** Task objective **
Every record must be transcribed in its entirety, apart from the images, which are to be omitted.

>> Begin Records shown

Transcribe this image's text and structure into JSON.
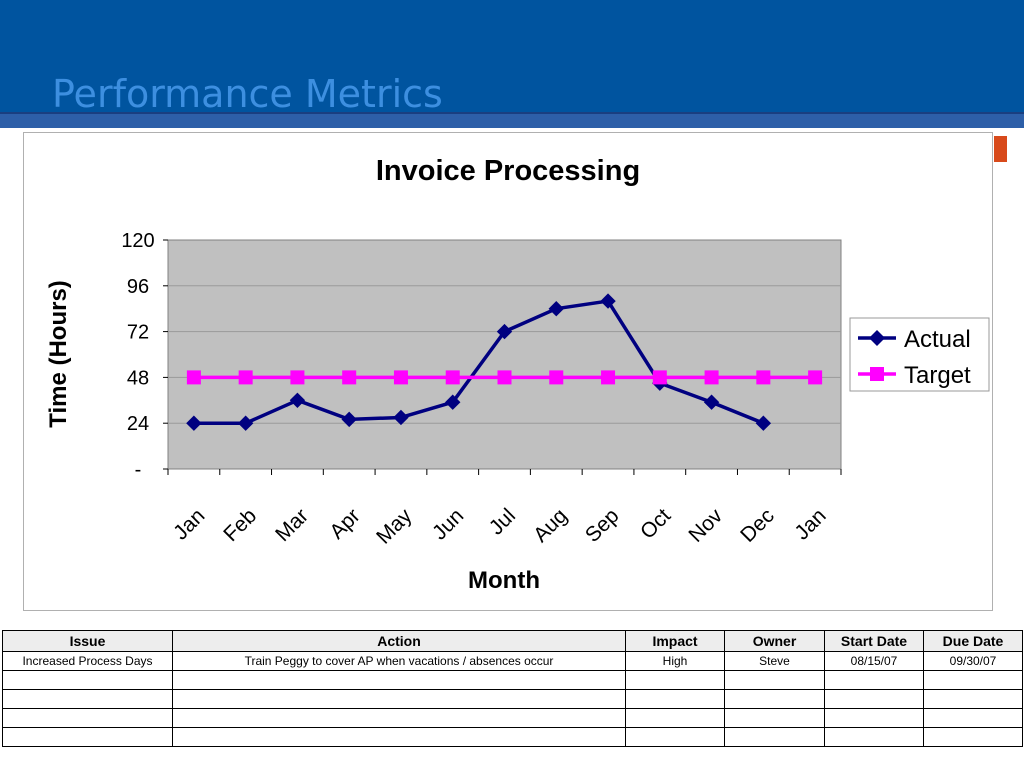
{
  "slide": {
    "title": "Performance Metrics"
  },
  "colors": {
    "header": "#00549f",
    "title": "#3d8fe0",
    "actual": "#000080",
    "target": "#ff00ff",
    "plot_bg": "#c0c0c0"
  },
  "chart_data": {
    "type": "line",
    "title": "Invoice Processing",
    "xlabel": "Month",
    "ylabel": "Time (Hours)",
    "categories": [
      "Jan",
      "Feb",
      "Mar",
      "Apr",
      "May",
      "Jun",
      "Jul",
      "Aug",
      "Sep",
      "Oct",
      "Nov",
      "Dec",
      "Jan"
    ],
    "ylim": [
      0,
      120
    ],
    "yticks": [
      "-",
      "24",
      "48",
      "72",
      "96",
      "120"
    ],
    "grid": true,
    "legend": "right",
    "series": [
      {
        "name": "Actual",
        "marker": "diamond",
        "color": "#000080",
        "values": [
          24,
          24,
          36,
          26,
          27,
          35,
          72,
          84,
          88,
          45,
          35,
          24,
          null
        ]
      },
      {
        "name": "Target",
        "marker": "square",
        "color": "#ff00ff",
        "values": [
          48,
          48,
          48,
          48,
          48,
          48,
          48,
          48,
          48,
          48,
          48,
          48,
          48
        ]
      }
    ]
  },
  "table": {
    "headers": [
      "Issue",
      "Action",
      "Impact",
      "Owner",
      "Start Date",
      "Due Date"
    ],
    "rows": [
      [
        "Increased Process Days",
        "Train Peggy to cover AP when vacations / absences occur",
        "High",
        "Steve",
        "08/15/07",
        "09/30/07"
      ],
      [
        "",
        "",
        "",
        "",
        "",
        ""
      ],
      [
        "",
        "",
        "",
        "",
        "",
        ""
      ],
      [
        "",
        "",
        "",
        "",
        "",
        ""
      ],
      [
        "",
        "",
        "",
        "",
        "",
        ""
      ]
    ]
  }
}
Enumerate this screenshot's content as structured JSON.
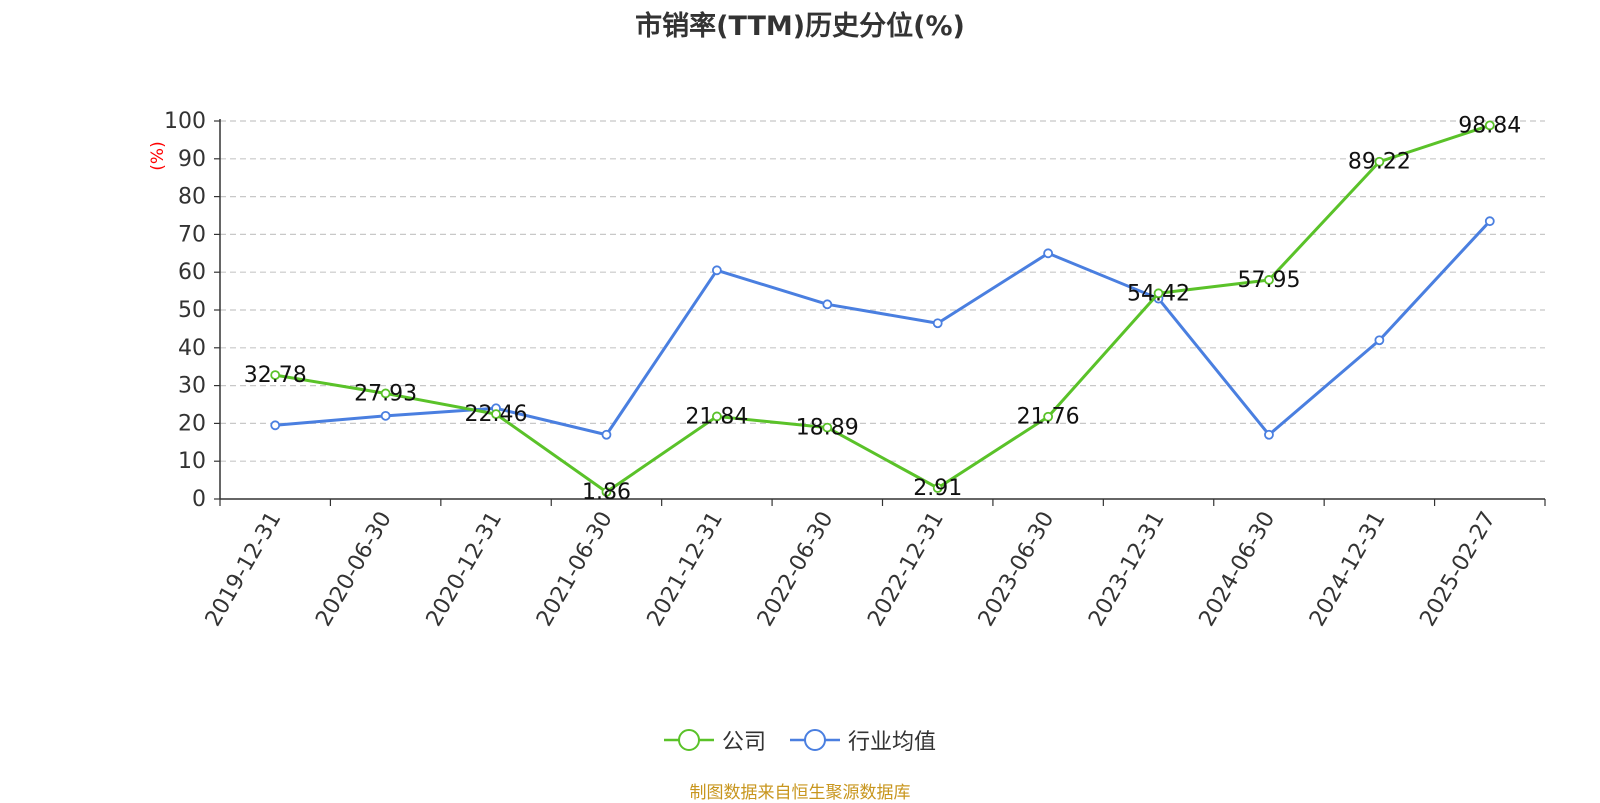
{
  "title": "市销率(TTM)历史分位(%)",
  "source_note": "制图数据来自恒生聚源数据库",
  "colors": {
    "company": "#5ac229",
    "industry": "#4a7fe0",
    "ylabel": "#ff0000",
    "source": "#c8961e"
  },
  "chart_data": {
    "type": "line",
    "title": "市销率(TTM)历史分位(%)",
    "xlabel": "",
    "ylabel": "(%)",
    "ylim": [
      0,
      100
    ],
    "yticks": [
      0,
      10,
      20,
      30,
      40,
      50,
      60,
      70,
      80,
      90,
      100
    ],
    "grid": true,
    "legend_position": "bottom-center",
    "categories": [
      "2019-12-31",
      "2020-06-30",
      "2020-12-31",
      "2021-06-30",
      "2021-12-31",
      "2022-06-30",
      "2022-12-31",
      "2023-06-30",
      "2023-12-31",
      "2024-06-30",
      "2024-12-31",
      "2025-02-27"
    ],
    "series": [
      {
        "name": "公司",
        "color": "#5ac229",
        "values": [
          32.78,
          27.93,
          22.46,
          1.86,
          21.84,
          18.89,
          2.91,
          21.76,
          54.42,
          57.95,
          89.22,
          98.84
        ],
        "labels": [
          "32.78",
          "27.93",
          "22.46",
          "1.86",
          "21.84",
          "18.89",
          "2.91",
          "21.76",
          "54.42",
          "57.95",
          "89.22",
          "98.84"
        ]
      },
      {
        "name": "行业均值",
        "color": "#4a7fe0",
        "values": [
          19.5,
          22.0,
          24.0,
          17.0,
          60.5,
          51.5,
          46.5,
          65.0,
          53.0,
          17.0,
          42.0,
          73.5
        ]
      }
    ]
  }
}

>> End Records shown

** Task output **
Transcribe this image's text and structure into JSON.
{
  "slide": {
    "title": "Performance Metrics"
  },
  "colors": {
    "header": "#00549f",
    "title": "#3d8fe0",
    "actual": "#000080",
    "target": "#ff00ff",
    "plot_bg": "#c0c0c0"
  },
  "chart_data": {
    "type": "line",
    "title": "Invoice Processing",
    "xlabel": "Month",
    "ylabel": "Time (Hours)",
    "categories": [
      "Jan",
      "Feb",
      "Mar",
      "Apr",
      "May",
      "Jun",
      "Jul",
      "Aug",
      "Sep",
      "Oct",
      "Nov",
      "Dec",
      "Jan"
    ],
    "ylim": [
      0,
      120
    ],
    "yticks": [
      "-",
      "24",
      "48",
      "72",
      "96",
      "120"
    ],
    "grid": true,
    "legend": "right",
    "series": [
      {
        "name": "Actual",
        "marker": "diamond",
        "color": "#000080",
        "values": [
          24,
          24,
          36,
          26,
          27,
          35,
          72,
          84,
          88,
          45,
          35,
          24,
          null
        ]
      },
      {
        "name": "Target",
        "marker": "square",
        "color": "#ff00ff",
        "values": [
          48,
          48,
          48,
          48,
          48,
          48,
          48,
          48,
          48,
          48,
          48,
          48,
          48
        ]
      }
    ]
  },
  "table": {
    "headers": [
      "Issue",
      "Action",
      "Impact",
      "Owner",
      "Start Date",
      "Due Date"
    ],
    "rows": [
      [
        "Increased Process Days",
        "Train Peggy to cover AP when vacations / absences occur",
        "High",
        "Steve",
        "08/15/07",
        "09/30/07"
      ],
      [
        "",
        "",
        "",
        "",
        "",
        ""
      ],
      [
        "",
        "",
        "",
        "",
        "",
        ""
      ],
      [
        "",
        "",
        "",
        "",
        "",
        ""
      ],
      [
        "",
        "",
        "",
        "",
        "",
        ""
      ]
    ]
  }
}
Enumerate this screenshot's content as structured JSON.
{
  "title": "市销率(TTM)历史分位(%)",
  "source_note": "制图数据来自恒生聚源数据库",
  "colors": {
    "company": "#5ac229",
    "industry": "#4a7fe0",
    "ylabel": "#ff0000",
    "source": "#c8961e"
  },
  "chart_data": {
    "type": "line",
    "title": "市销率(TTM)历史分位(%)",
    "xlabel": "",
    "ylabel": "(%)",
    "ylim": [
      0,
      100
    ],
    "yticks": [
      0,
      10,
      20,
      30,
      40,
      50,
      60,
      70,
      80,
      90,
      100
    ],
    "grid": true,
    "legend_position": "bottom-center",
    "categories": [
      "2019-12-31",
      "2020-06-30",
      "2020-12-31",
      "2021-06-30",
      "2021-12-31",
      "2022-06-30",
      "2022-12-31",
      "2023-06-30",
      "2023-12-31",
      "2024-06-30",
      "2024-12-31",
      "2025-02-27"
    ],
    "series": [
      {
        "name": "公司",
        "color": "#5ac229",
        "values": [
          32.78,
          27.93,
          22.46,
          1.86,
          21.84,
          18.89,
          2.91,
          21.76,
          54.42,
          57.95,
          89.22,
          98.84
        ],
        "labels": [
          "32.78",
          "27.93",
          "22.46",
          "1.86",
          "21.84",
          "18.89",
          "2.91",
          "21.76",
          "54.42",
          "57.95",
          "89.22",
          "98.84"
        ]
      },
      {
        "name": "行业均值",
        "color": "#4a7fe0",
        "values": [
          19.5,
          22.0,
          24.0,
          17.0,
          60.5,
          51.5,
          46.5,
          65.0,
          53.0,
          17.0,
          42.0,
          73.5
        ]
      }
    ]
  }
}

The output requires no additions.